START EXERCISE MATERIAL
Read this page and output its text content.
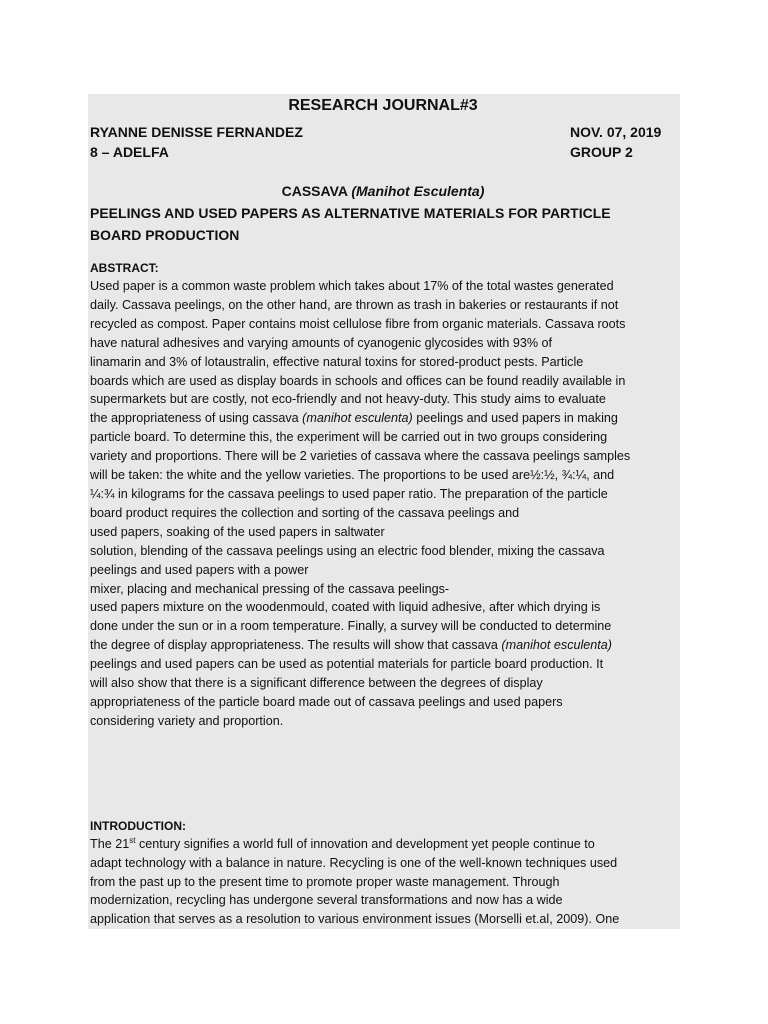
RESEARCH JOURNAL#3
RYANNE DENISSE FERNANDEZ	NOV. 07, 2019
8 – ADELFA	GROUP 2
CASSAVA (Manihot Esculenta)
PEELINGS AND USED PAPERS AS ALTERNATIVE MATERIALS FOR PARTICLE
BOARD PRODUCTION
ABSTRACT:
Used paper is a common waste problem which takes about 17% of the total wastes generated
daily. Cassava peelings, on the other hand, are thrown as trash in bakeries or restaurants if not
recycled as compost. Paper contains moist cellulose fibre from organic materials. Cassava roots
have natural adhesives and varying amounts of cyanogenic glycosides with 93% of
linamarin and 3% of lotaustralin, effective natural toxins for stored-product pests. Particle
boards which are used as display boards in schools and offices can be found readily available in
supermarkets but are costly, not eco-friendly and not heavy-duty. This study aims to evaluate
the appropriateness of using cassava (manihot esculenta) peelings and used papers in making
particle board. To determine this, the experiment will be carried out in two groups considering
variety and proportions. There will be 2 varieties of cassava where the cassava peelings samples
will be taken: the white and the yellow varieties. The proportions to be used are½:½, ¾:¼, and
¼:¾ in kilograms for the cassava peelings to used paper ratio. The preparation of the particle
board product requires the collection and sorting of the cassava peelings and
used papers, soaking of the used papers in saltwater
solution, blending of the cassava peelings using an electric food blender, mixing the cassava
peelings and used papers with a power
mixer, placing and mechanical pressing of the cassava peelings-
used papers mixture on the woodenmould, coated with liquid adhesive, after which drying is
done under the sun or in a room temperature. Finally, a survey will be conducted to determine
the degree of display appropriateness. The results will show that cassava (manihot esculenta)
peelings and used papers can be used as potential materials for particle board production. It
will also show that there is a significant difference between the degrees of display
appropriateness of the particle board made out of cassava peelings and used papers
considering variety and proportion.
INTRODUCTION:
The 21st century signifies a world full of innovation and development yet people continue to
adapt technology with a balance in nature. Recycling is one of the well-known techniques used
from the past up to the present time to promote proper waste management. Through
modernization, recycling has undergone several transformations and now has a wide
application that serves as a resolution to various environment issues (Morselli et.al, 2009). One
END EXERCISE MATERIAL
### TASK BRIEF
In the lines above, find the word "appropriateness" and copy each line that contains it.

### TASK SOLUTION
the appropriateness of using cassava (manihot esculenta) peelings and used papers in making
the degree of display appropriateness. The results will show that cassava (manihot esculenta)
appropriateness of the particle board made out of cassava peelings and used papers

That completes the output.